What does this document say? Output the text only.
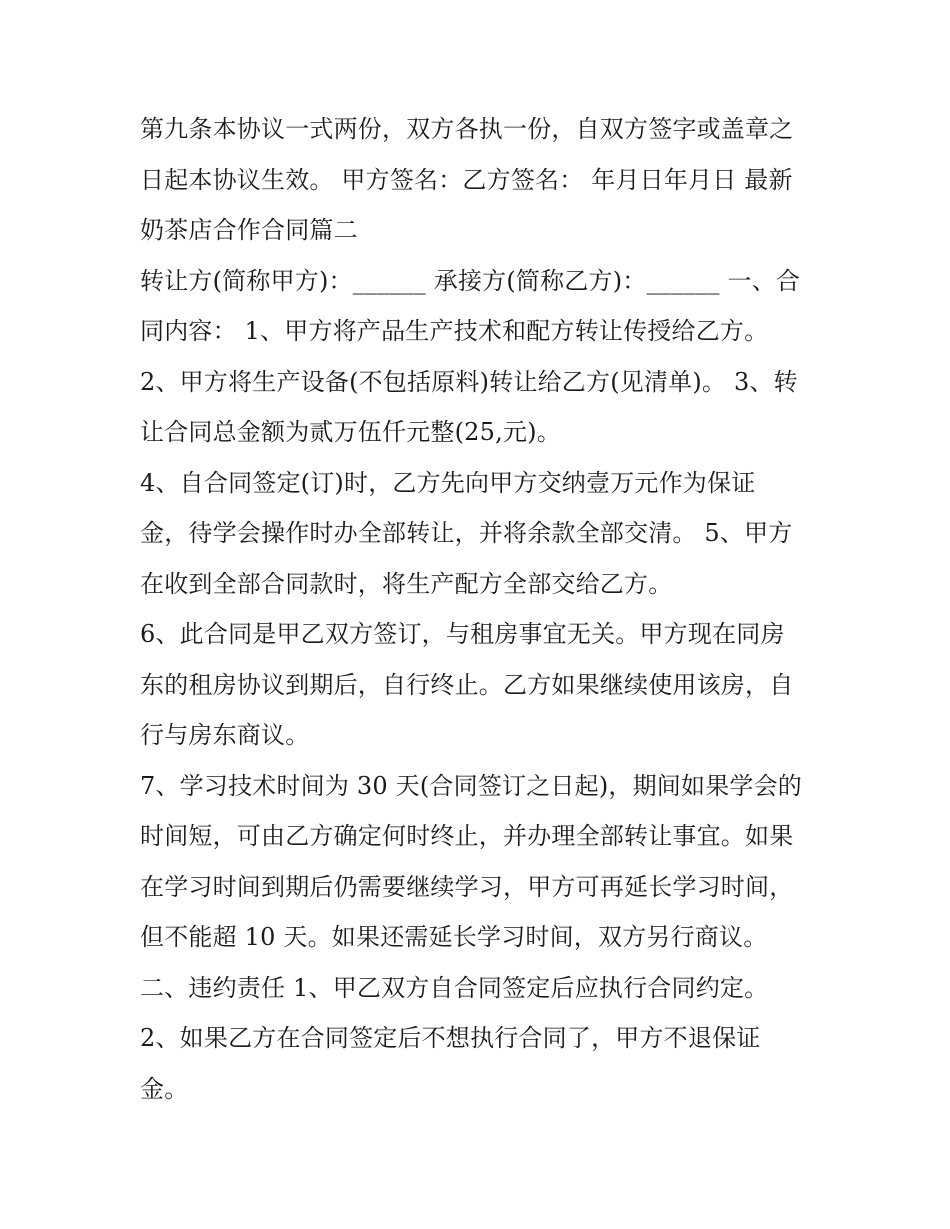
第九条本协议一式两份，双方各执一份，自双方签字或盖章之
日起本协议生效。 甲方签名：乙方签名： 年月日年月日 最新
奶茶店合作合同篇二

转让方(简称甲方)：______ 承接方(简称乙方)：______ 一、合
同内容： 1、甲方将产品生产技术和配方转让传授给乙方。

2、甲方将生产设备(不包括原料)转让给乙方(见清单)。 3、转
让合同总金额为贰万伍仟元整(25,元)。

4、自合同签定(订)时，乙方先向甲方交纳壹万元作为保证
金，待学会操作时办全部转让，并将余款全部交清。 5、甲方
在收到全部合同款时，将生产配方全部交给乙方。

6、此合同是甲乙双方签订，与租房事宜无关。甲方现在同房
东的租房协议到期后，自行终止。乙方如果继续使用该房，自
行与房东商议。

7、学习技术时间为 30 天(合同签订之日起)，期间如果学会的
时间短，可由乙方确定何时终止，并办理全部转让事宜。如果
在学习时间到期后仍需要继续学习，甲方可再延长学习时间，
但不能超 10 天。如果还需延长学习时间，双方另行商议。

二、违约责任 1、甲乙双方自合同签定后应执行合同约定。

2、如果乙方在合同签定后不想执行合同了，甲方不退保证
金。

..........

◆ **Given exercise**: Repeat verbatim all the material, but not the pictures.

◆ **Exercise response**:
What does this document say? Output the text only.
第九条本协议一式两份，双方各执一份，自双方签字或盖章之
日起本协议生效。 甲方签名：乙方签名： 年月日年月日 最新
奶茶店合作合同篇二

转让方(简称甲方)：______ 承接方(简称乙方)：______ 一、合
同内容： 1、甲方将产品生产技术和配方转让传授给乙方。

2、甲方将生产设备(不包括原料)转让给乙方(见清单)。 3、转
让合同总金额为贰万伍仟元整(25,元)。

4、自合同签定(订)时，乙方先向甲方交纳壹万元作为保证
金，待学会操作时办全部转让，并将余款全部交清。 5、甲方
在收到全部合同款时，将生产配方全部交给乙方。

6、此合同是甲乙双方签订，与租房事宜无关。甲方现在同房
东的租房协议到期后，自行终止。乙方如果继续使用该房，自
行与房东商议。

7、学习技术时间为 30 天(合同签订之日起)，期间如果学会的
时间短，可由乙方确定何时终止，并办理全部转让事宜。如果
在学习时间到期后仍需要继续学习，甲方可再延长学习时间，
但不能超 10 天。如果还需延长学习时间，双方另行商议。

二、违约责任 1、甲乙双方自合同签定后应执行合同约定。

2、如果乙方在合同签定后不想执行合同了，甲方不退保证
金。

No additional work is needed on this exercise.